▶ **PROBLEM REQUIREMENTS**
Type out the records that follow, exactly as given.

— START —

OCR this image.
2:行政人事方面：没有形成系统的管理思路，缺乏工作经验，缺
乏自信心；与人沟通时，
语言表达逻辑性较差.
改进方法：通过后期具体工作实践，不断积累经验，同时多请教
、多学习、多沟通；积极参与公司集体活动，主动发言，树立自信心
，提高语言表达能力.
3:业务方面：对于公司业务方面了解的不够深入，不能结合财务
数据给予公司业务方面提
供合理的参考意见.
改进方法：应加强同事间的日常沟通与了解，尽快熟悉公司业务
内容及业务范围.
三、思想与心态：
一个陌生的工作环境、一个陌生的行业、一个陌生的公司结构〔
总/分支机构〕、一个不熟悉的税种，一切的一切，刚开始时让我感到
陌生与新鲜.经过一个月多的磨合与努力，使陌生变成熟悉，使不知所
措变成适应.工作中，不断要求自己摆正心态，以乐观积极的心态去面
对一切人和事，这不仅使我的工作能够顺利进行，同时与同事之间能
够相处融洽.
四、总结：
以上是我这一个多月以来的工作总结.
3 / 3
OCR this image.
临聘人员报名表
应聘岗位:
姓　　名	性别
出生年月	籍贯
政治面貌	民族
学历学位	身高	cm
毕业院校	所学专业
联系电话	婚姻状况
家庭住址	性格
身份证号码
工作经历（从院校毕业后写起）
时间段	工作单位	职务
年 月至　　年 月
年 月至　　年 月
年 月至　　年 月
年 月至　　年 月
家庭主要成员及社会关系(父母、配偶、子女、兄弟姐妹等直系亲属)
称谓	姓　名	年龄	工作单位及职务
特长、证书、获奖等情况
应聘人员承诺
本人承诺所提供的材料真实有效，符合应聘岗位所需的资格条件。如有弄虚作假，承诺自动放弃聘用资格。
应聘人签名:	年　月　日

— END —

▶ **OUTPUT BELOW**
OCR this image.
2:行政人事方面：没有形成系统的管理思路，缺乏工作经验，缺
乏自信心；与人沟通时，
语言表达逻辑性较差.
改进方法：通过后期具体工作实践，不断积累经验，同时多请教
、多学习、多沟通；积极参与公司集体活动，主动发言，树立自信心
，提高语言表达能力.
3:业务方面：对于公司业务方面了解的不够深入，不能结合财务
数据给予公司业务方面提
供合理的参考意见.
改进方法：应加强同事间的日常沟通与了解，尽快熟悉公司业务
内容及业务范围.
三、思想与心态：
一个陌生的工作环境、一个陌生的行业、一个陌生的公司结构〔
总/分支机构〕、一个不熟悉的税种，一切的一切，刚开始时让我感到
陌生与新鲜.经过一个月多的磨合与努力，使陌生变成熟悉，使不知所
措变成适应.工作中，不断要求自己摆正心态，以乐观积极的心态去面
对一切人和事，这不仅使我的工作能够顺利进行，同时与同事之间能
够相处融洽.
四、总结：
以上是我这一个多月以来的工作总结.
3 / 3
OCR this image.
临聘人员报名表
应聘岗位:
姓　　名	性别
出生年月	籍贯
政治面貌	民族
学历学位	身高	cm
毕业院校	所学专业
联系电话	婚姻状况
家庭住址	性格
身份证号码
工作经历（从院校毕业后写起）
时间段	工作单位	职务
年 月至　　年 月
年 月至　　年 月
年 月至　　年 月
年 月至　　年 月
家庭主要成员及社会关系(父母、配偶、子女、兄弟姐妹等直系亲属)
称谓	姓　名	年龄	工作单位及职务
特长、证书、获奖等情况
应聘人员承诺
本人承诺所提供的材料真实有效，符合应聘岗位所需的资格条件。如有弄虚作假，承诺自动放弃聘用资格。
应聘人签名:	年　月　日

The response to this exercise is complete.